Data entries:
begin

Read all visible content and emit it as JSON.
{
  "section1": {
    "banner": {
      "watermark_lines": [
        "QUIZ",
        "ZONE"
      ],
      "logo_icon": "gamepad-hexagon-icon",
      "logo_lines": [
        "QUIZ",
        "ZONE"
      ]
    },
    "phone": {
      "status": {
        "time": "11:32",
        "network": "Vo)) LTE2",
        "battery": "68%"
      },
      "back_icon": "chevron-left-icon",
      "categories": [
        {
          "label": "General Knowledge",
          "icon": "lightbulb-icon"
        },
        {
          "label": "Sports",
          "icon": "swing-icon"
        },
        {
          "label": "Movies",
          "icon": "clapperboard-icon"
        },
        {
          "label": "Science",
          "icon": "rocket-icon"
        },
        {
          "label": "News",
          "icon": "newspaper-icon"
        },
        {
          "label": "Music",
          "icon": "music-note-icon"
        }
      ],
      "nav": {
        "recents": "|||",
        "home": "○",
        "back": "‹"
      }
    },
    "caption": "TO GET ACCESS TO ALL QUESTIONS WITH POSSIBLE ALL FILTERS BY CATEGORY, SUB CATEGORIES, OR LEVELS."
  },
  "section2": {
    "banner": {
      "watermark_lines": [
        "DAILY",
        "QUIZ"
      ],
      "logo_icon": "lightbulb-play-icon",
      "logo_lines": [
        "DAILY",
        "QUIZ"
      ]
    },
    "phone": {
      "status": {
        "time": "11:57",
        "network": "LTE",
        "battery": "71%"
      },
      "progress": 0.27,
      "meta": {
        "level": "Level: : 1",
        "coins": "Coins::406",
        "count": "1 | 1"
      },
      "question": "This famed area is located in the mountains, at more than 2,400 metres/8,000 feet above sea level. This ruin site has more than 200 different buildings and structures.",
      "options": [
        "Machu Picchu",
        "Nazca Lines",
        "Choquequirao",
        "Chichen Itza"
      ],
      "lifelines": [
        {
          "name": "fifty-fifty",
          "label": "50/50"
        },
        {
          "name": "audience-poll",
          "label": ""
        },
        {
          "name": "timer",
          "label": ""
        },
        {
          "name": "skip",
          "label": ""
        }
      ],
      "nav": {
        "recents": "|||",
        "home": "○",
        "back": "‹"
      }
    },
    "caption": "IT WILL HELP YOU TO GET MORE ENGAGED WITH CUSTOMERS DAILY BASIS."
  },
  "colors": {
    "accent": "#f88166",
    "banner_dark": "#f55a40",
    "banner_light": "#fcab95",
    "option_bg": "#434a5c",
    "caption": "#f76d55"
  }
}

end

# [EXERCISE BRIEF]
Write the material out again word for word.

# [SOLUTION]
Read all visible content and emit it as JSON.
{
  "section1": {
    "banner": {
      "watermark_lines": [
        "QUIZ",
        "ZONE"
      ],
      "logo_icon": "gamepad-hexagon-icon",
      "logo_lines": [
        "QUIZ",
        "ZONE"
      ]
    },
    "phone": {
      "status": {
        "time": "11:32",
        "network": "Vo)) LTE2",
        "battery": "68%"
      },
      "back_icon": "chevron-left-icon",
      "categories": [
        {
          "label": "General Knowledge",
          "icon": "lightbulb-icon"
        },
        {
          "label": "Sports",
          "icon": "swing-icon"
        },
        {
          "label": "Movies",
          "icon": "clapperboard-icon"
        },
        {
          "label": "Science",
          "icon": "rocket-icon"
        },
        {
          "label": "News",
          "icon": "newspaper-icon"
        },
        {
          "label": "Music",
          "icon": "music-note-icon"
        }
      ],
      "nav": {
        "recents": "|||",
        "home": "○",
        "back": "‹"
      }
    },
    "caption": "TO GET ACCESS TO ALL QUESTIONS WITH POSSIBLE ALL FILTERS BY CATEGORY, SUB CATEGORIES, OR LEVELS."
  },
  "section2": {
    "banner": {
      "watermark_lines": [
        "DAILY",
        "QUIZ"
      ],
      "logo_icon": "lightbulb-play-icon",
      "logo_lines": [
        "DAILY",
        "QUIZ"
      ]
    },
    "phone": {
      "status": {
        "time": "11:57",
        "network": "LTE",
        "battery": "71%"
      },
      "progress": 0.27,
      "meta": {
        "level": "Level: : 1",
        "coins": "Coins::406",
        "count": "1 | 1"
      },
      "question": "This famed area is located in the mountains, at more than 2,400 metres/8,000 feet above sea level. This ruin site has more than 200 different buildings and structures.",
      "options": [
        "Machu Picchu",
        "Nazca Lines",
        "Choquequirao",
        "Chichen Itza"
      ],
      "lifelines": [
        {
          "name": "fifty-fifty",
          "label": "50/50"
        },
        {
          "name": "audience-poll",
          "label": ""
        },
        {
          "name": "timer",
          "label": ""
        },
        {
          "name": "skip",
          "label": ""
        }
      ],
      "nav": {
        "recents": "|||",
        "home": "○",
        "back": "‹"
      }
    },
    "caption": "IT WILL HELP YOU TO GET MORE ENGAGED WITH CUSTOMERS DAILY BASIS."
  },
  "colors": {
    "accent": "#f88166",
    "banner_dark": "#f55a40",
    "banner_light": "#fcab95",
    "option_bg": "#434a5c",
    "caption": "#f76d55"
  }
}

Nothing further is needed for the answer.